_What to do_
Locate every line in the records below that contains the word "this", and copy each one.

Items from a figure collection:
+++

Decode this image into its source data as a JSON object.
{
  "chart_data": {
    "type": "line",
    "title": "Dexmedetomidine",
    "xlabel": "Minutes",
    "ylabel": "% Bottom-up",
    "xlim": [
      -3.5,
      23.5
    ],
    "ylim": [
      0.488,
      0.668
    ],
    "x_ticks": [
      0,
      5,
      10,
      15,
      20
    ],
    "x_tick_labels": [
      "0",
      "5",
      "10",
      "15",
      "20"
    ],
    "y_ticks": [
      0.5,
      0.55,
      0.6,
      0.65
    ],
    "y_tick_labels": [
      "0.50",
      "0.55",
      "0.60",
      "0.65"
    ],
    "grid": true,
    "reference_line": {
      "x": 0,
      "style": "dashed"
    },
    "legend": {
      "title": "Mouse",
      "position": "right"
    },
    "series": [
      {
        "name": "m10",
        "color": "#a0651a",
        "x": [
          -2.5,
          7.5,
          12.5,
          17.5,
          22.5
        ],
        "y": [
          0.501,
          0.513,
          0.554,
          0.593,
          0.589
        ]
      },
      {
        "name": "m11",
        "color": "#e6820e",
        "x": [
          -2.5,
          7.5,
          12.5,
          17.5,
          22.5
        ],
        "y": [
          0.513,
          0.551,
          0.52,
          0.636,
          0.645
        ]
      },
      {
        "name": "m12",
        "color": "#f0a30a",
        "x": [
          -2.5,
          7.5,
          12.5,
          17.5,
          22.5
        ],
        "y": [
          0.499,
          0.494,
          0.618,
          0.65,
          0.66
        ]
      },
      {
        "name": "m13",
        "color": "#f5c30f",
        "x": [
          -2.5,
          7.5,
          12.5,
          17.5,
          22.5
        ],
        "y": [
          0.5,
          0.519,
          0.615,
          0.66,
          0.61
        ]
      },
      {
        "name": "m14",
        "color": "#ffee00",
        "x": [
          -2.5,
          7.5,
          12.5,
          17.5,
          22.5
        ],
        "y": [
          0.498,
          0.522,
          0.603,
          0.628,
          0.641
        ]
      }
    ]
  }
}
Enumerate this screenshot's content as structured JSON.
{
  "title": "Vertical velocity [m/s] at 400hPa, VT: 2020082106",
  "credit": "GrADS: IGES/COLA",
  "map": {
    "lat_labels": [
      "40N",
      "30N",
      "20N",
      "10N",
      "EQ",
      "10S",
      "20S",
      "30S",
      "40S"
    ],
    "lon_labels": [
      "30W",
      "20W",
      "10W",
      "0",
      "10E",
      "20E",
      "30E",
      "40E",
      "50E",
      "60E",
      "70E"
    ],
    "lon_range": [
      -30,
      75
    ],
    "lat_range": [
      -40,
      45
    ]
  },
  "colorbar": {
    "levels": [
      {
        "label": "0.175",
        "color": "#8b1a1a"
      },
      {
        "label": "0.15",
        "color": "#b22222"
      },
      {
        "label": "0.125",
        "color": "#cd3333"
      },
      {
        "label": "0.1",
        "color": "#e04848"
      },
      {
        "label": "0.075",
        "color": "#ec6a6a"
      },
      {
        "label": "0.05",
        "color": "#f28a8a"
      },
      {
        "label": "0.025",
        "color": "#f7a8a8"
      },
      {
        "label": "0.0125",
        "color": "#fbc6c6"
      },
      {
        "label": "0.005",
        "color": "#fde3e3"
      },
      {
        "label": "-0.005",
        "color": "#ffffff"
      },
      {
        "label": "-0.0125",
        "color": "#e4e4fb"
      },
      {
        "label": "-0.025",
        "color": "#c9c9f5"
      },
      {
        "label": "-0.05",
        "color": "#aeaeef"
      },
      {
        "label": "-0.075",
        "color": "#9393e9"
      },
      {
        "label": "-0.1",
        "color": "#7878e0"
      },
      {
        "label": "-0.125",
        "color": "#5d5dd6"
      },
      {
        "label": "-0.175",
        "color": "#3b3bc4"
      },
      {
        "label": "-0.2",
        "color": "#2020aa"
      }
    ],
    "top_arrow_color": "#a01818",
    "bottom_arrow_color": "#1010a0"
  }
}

+++

_Correct answer_
Decode this image into its source data as a JSON object.
Enumerate this screenshot's content as structured JSON.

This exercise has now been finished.